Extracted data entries
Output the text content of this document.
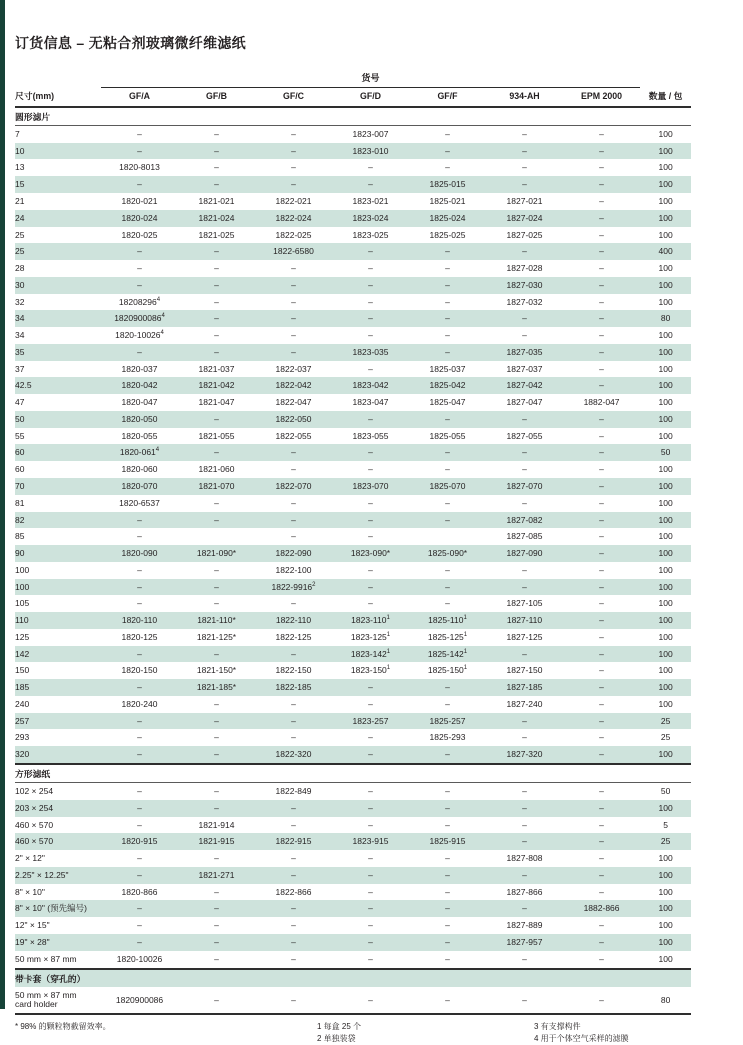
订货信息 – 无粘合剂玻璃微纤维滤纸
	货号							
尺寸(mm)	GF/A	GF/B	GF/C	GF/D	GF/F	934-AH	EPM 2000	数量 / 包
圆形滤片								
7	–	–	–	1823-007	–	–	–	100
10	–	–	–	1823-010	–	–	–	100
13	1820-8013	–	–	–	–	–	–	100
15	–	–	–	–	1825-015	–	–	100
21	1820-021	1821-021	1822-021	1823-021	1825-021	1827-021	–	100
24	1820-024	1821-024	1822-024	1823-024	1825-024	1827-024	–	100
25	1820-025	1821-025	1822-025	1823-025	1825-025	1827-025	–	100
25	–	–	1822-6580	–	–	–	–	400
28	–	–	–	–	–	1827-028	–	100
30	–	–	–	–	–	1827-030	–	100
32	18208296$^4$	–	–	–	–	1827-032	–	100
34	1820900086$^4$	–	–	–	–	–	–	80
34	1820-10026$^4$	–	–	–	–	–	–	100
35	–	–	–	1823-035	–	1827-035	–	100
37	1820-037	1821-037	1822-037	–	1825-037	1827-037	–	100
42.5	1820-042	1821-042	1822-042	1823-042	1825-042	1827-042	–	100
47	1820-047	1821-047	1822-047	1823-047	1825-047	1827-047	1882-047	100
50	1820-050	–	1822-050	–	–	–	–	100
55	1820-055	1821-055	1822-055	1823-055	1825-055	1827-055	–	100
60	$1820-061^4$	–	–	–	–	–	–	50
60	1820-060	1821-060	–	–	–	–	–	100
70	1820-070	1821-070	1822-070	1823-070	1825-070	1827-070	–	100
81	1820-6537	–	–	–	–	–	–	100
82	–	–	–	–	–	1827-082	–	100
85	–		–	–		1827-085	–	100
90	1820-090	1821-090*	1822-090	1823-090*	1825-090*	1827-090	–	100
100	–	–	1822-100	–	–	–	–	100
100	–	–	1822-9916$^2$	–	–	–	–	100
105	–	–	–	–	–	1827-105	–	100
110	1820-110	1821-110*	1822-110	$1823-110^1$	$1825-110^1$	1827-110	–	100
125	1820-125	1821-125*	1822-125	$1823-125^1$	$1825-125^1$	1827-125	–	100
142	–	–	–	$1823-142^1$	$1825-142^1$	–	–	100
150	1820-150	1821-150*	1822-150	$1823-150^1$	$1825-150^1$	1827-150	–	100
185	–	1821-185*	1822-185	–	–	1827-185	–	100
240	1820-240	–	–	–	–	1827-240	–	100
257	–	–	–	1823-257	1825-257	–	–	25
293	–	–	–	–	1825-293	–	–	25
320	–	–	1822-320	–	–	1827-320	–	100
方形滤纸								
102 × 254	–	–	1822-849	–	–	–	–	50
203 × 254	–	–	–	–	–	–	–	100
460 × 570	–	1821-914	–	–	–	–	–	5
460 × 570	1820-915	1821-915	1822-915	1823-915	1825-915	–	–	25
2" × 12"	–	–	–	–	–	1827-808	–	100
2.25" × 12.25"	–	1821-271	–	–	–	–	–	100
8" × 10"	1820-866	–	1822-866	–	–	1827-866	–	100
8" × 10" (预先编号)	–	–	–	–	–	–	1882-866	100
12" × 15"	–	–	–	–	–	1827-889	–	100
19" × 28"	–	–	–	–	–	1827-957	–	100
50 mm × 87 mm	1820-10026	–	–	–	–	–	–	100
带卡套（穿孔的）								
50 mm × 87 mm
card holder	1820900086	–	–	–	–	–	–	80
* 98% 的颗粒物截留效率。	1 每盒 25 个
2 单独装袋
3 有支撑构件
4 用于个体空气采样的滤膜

_Do this_. Reproduce all entries exactly. Pictures do not belong in the copy.

_Result of the exercise_.
Output the text content of this document.
订货信息 – 无粘合剂玻璃微纤维滤纸
	货号							
尺寸(mm)	GF/A	GF/B	GF/C	GF/D	GF/F	934-AH	EPM 2000	数量 / 包
圆形滤片								
7	–	–	–	1823-007	–	–	–	100
10	–	–	–	1823-010	–	–	–	100
13	1820-8013	–	–	–	–	–	–	100
15	–	–	–	–	1825-015	–	–	100
21	1820-021	1821-021	1822-021	1823-021	1825-021	1827-021	–	100
24	1820-024	1821-024	1822-024	1823-024	1825-024	1827-024	–	100
25	1820-025	1821-025	1822-025	1823-025	1825-025	1827-025	–	100
25	–	–	1822-6580	–	–	–	–	400
28	–	–	–	–	–	1827-028	–	100
30	–	–	–	–	–	1827-030	–	100
32	18208296$^4$	–	–	–	–	1827-032	–	100
34	1820900086$^4$	–	–	–	–	–	–	80
34	1820-10026$^4$	–	–	–	–	–	–	100
35	–	–	–	1823-035	–	1827-035	–	100
37	1820-037	1821-037	1822-037	–	1825-037	1827-037	–	100
42.5	1820-042	1821-042	1822-042	1823-042	1825-042	1827-042	–	100
47	1820-047	1821-047	1822-047	1823-047	1825-047	1827-047	1882-047	100
50	1820-050	–	1822-050	–	–	–	–	100
55	1820-055	1821-055	1822-055	1823-055	1825-055	1827-055	–	100
60	$1820-061^4$	–	–	–	–	–	–	50
60	1820-060	1821-060	–	–	–	–	–	100
70	1820-070	1821-070	1822-070	1823-070	1825-070	1827-070	–	100
81	1820-6537	–	–	–	–	–	–	100
82	–	–	–	–	–	1827-082	–	100
85	–		–	–		1827-085	–	100
90	1820-090	1821-090*	1822-090	1823-090*	1825-090*	1827-090	–	100
100	–	–	1822-100	–	–	–	–	100
100	–	–	1822-9916$^2$	–	–	–	–	100
105	–	–	–	–	–	1827-105	–	100
110	1820-110	1821-110*	1822-110	$1823-110^1$	$1825-110^1$	1827-110	–	100
125	1820-125	1821-125*	1822-125	$1823-125^1$	$1825-125^1$	1827-125	–	100
142	–	–	–	$1823-142^1$	$1825-142^1$	–	–	100
150	1820-150	1821-150*	1822-150	$1823-150^1$	$1825-150^1$	1827-150	–	100
185	–	1821-185*	1822-185	–	–	1827-185	–	100
240	1820-240	–	–	–	–	1827-240	–	100
257	–	–	–	1823-257	1825-257	–	–	25
293	–	–	–	–	1825-293	–	–	25
320	–	–	1822-320	–	–	1827-320	–	100
方形滤纸								
102 × 254	–	–	1822-849	–	–	–	–	50
203 × 254	–	–	–	–	–	–	–	100
460 × 570	–	1821-914	–	–	–	–	–	5
460 × 570	1820-915	1821-915	1822-915	1823-915	1825-915	–	–	25
2" × 12"	–	–	–	–	–	1827-808	–	100
2.25" × 12.25"	–	1821-271	–	–	–	–	–	100
8" × 10"	1820-866	–	1822-866	–	–	1827-866	–	100
8" × 10" (预先编号)	–	–	–	–	–	–	1882-866	100
12" × 15"	–	–	–	–	–	1827-889	–	100
19" × 28"	–	–	–	–	–	1827-957	–	100
50 mm × 87 mm	1820-10026	–	–	–	–	–	–	100
带卡套（穿孔的）								
50 mm × 87 mm
card holder	1820900086	–	–	–	–	–	–	80
* 98% 的颗粒物截留效率。	1 每盒 25 个
2 单独装袋
3 有支撑构件
4 用于个体空气采样的滤膜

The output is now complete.